◆ **Instructions for the task**:
Copy each line below that contains "daruon".
Data for processing start
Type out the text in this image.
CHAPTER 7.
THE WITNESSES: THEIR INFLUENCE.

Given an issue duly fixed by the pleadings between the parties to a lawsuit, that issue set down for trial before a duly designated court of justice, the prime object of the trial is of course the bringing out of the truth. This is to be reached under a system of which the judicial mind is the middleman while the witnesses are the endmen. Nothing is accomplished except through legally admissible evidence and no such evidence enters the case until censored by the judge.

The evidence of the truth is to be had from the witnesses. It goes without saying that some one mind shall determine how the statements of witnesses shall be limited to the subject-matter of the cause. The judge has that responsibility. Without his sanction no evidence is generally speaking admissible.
Data for processing end
Data for processing start
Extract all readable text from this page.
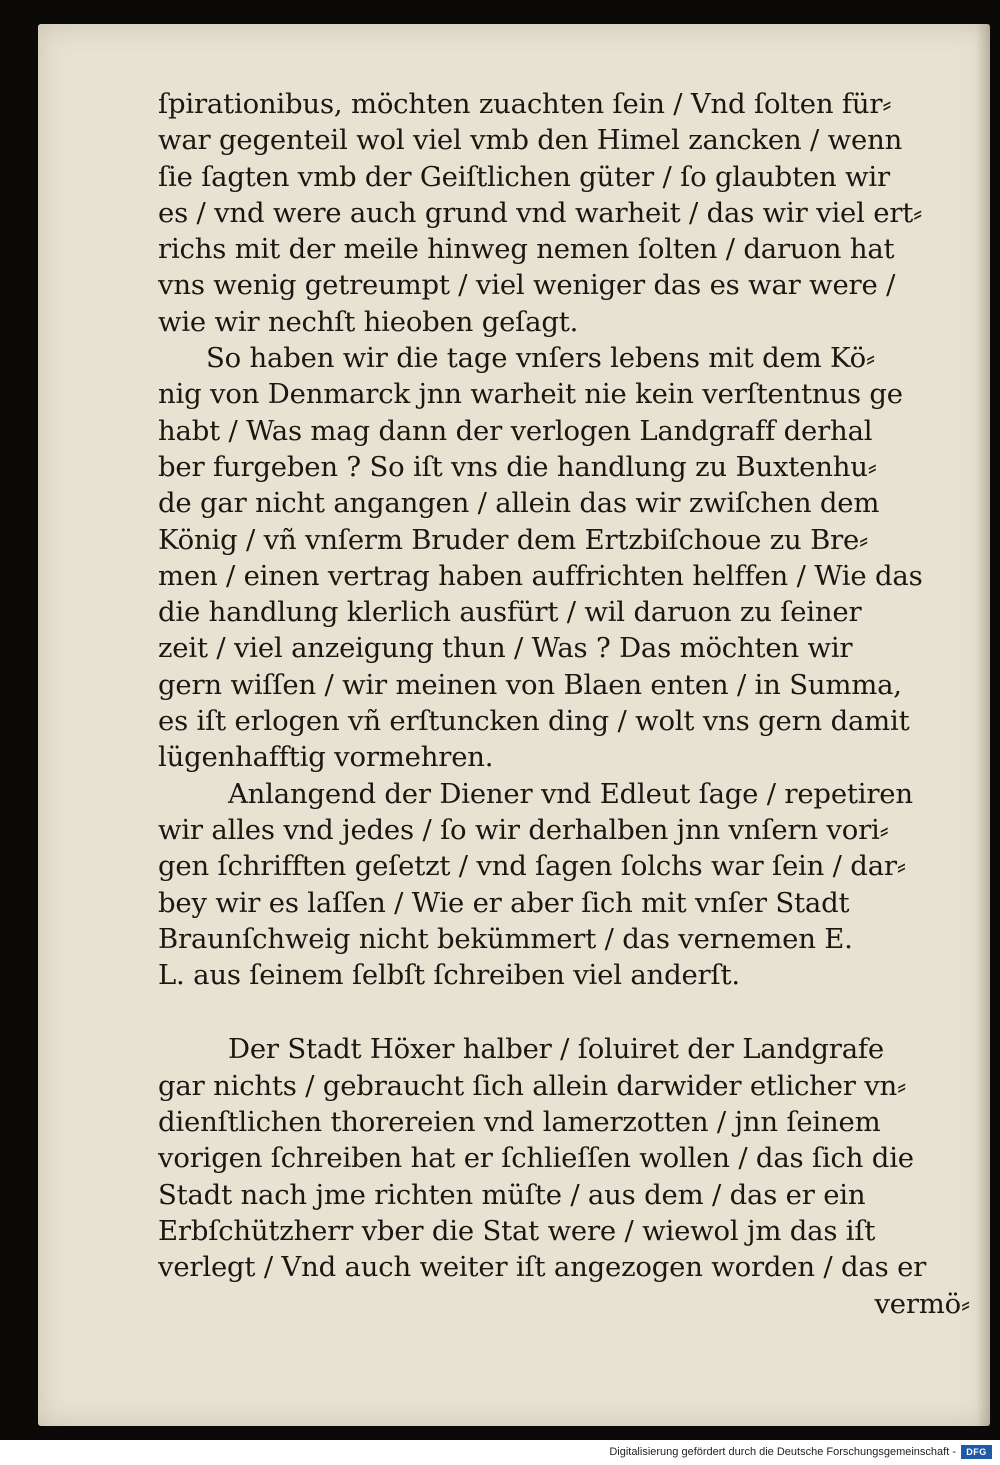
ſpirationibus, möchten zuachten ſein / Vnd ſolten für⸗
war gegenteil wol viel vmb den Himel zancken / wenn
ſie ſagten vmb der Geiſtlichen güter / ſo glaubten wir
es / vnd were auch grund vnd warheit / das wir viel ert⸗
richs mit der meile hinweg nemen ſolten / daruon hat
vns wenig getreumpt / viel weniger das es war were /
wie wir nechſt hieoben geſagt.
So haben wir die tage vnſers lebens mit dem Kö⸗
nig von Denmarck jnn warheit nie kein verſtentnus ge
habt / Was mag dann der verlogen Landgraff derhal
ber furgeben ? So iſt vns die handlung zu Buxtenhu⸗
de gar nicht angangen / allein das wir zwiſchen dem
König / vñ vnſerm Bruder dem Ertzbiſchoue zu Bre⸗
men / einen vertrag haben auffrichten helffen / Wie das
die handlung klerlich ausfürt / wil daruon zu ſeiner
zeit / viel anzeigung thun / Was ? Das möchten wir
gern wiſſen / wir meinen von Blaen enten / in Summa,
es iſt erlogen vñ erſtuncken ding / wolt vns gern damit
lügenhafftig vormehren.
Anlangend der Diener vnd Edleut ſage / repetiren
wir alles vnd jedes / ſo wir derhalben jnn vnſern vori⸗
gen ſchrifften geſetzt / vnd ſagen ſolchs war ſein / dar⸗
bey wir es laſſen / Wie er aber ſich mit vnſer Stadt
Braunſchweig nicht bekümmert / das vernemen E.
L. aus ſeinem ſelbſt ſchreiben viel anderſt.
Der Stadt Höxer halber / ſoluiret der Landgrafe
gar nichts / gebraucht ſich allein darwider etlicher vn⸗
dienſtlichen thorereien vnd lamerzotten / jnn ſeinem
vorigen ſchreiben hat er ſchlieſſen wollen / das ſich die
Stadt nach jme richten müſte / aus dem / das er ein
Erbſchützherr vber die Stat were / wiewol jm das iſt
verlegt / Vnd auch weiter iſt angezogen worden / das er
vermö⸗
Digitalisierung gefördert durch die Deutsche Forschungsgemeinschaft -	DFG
Data for processing end
◆ **Correct response**:
richs mit der meile hinweg nemen ſolten / daruon hat
die handlung klerlich ausfürt / wil daruon zu ſeiner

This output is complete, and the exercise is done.